● WORK TO BE COMPLETED:
Beginning at the line with "Output a JSON", output each line to the end of the listing below exactly, please.

** start DATASET RECORDS **

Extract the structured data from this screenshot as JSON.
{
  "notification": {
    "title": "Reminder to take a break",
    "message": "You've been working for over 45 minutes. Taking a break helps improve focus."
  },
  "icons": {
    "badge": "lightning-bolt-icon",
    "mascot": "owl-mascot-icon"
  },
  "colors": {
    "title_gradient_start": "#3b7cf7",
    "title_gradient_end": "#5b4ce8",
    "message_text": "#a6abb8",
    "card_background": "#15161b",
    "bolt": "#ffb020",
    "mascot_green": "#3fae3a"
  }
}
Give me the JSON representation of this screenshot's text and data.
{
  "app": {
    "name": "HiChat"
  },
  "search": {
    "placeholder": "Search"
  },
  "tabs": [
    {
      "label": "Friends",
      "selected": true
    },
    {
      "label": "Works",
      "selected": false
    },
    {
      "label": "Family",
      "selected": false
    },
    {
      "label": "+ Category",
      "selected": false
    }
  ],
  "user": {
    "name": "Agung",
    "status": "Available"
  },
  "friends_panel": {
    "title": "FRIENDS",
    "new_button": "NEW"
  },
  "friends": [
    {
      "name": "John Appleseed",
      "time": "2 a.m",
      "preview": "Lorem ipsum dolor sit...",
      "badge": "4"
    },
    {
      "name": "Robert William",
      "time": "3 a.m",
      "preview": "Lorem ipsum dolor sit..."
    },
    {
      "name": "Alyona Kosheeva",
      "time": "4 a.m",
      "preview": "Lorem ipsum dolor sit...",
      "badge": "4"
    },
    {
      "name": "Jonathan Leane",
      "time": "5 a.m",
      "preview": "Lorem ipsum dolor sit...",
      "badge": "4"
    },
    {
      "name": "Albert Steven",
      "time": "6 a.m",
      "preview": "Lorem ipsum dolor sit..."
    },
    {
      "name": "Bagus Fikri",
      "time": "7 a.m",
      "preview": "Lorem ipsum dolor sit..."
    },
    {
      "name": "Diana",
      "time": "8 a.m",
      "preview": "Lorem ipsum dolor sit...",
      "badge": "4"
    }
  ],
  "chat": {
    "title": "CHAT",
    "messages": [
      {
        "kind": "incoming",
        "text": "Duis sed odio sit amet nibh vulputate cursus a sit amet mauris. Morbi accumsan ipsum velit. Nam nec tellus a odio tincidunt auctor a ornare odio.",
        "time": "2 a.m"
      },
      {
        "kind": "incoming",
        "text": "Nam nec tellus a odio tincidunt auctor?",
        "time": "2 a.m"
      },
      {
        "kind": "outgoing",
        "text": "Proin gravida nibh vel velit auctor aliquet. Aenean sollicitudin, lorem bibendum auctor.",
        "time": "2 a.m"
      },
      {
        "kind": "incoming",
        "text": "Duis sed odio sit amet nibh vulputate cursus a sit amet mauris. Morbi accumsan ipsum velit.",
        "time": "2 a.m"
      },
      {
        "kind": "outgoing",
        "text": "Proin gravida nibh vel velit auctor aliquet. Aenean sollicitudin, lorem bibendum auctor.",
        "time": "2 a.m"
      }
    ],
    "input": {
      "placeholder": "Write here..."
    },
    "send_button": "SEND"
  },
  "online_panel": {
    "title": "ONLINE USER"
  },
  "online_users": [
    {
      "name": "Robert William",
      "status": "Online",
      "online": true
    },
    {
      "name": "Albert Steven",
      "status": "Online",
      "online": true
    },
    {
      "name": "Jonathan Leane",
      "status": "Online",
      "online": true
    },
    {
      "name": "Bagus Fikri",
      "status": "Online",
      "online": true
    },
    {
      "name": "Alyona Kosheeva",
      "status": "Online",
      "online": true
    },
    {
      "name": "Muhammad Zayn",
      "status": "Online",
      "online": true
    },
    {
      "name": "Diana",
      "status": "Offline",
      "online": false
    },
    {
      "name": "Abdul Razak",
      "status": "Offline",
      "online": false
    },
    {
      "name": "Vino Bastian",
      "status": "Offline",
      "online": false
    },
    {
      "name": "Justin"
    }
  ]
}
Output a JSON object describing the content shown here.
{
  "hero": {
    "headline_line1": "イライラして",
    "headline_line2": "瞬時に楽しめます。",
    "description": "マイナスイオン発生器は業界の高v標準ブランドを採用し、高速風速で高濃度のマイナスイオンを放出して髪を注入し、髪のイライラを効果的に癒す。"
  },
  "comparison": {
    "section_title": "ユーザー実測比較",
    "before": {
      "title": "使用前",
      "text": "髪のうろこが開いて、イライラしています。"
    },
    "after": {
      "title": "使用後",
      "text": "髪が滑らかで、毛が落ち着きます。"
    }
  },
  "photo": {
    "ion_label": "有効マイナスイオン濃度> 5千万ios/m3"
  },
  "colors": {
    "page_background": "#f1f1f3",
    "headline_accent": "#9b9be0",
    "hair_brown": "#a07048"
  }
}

** end DATASET RECORDS **

● OUTPUT OF THE TASK:
Output a JSON object describing the content shown here.
{
  "hero": {
    "headline_line1": "イライラして",
    "headline_line2": "瞬時に楽しめます。",
    "description": "マイナスイオン発生器は業界の高v標準ブランドを採用し、高速風速で高濃度のマイナスイオンを放出して髪を注入し、髪のイライラを効果的に癒す。"
  },
  "comparison": {
    "section_title": "ユーザー実測比較",
    "before": {
      "title": "使用前",
      "text": "髪のうろこが開いて、イライラしています。"
    },
    "after": {
      "title": "使用後",
      "text": "髪が滑らかで、毛が落ち着きます。"
    }
  },
  "photo": {
    "ion_label": "有効マイナスイオン濃度> 5千万ios/m3"
  },
  "colors": {
    "page_background": "#f1f1f3",
    "headline_accent": "#9b9be0",
    "hair_brown": "#a07048"
  }
}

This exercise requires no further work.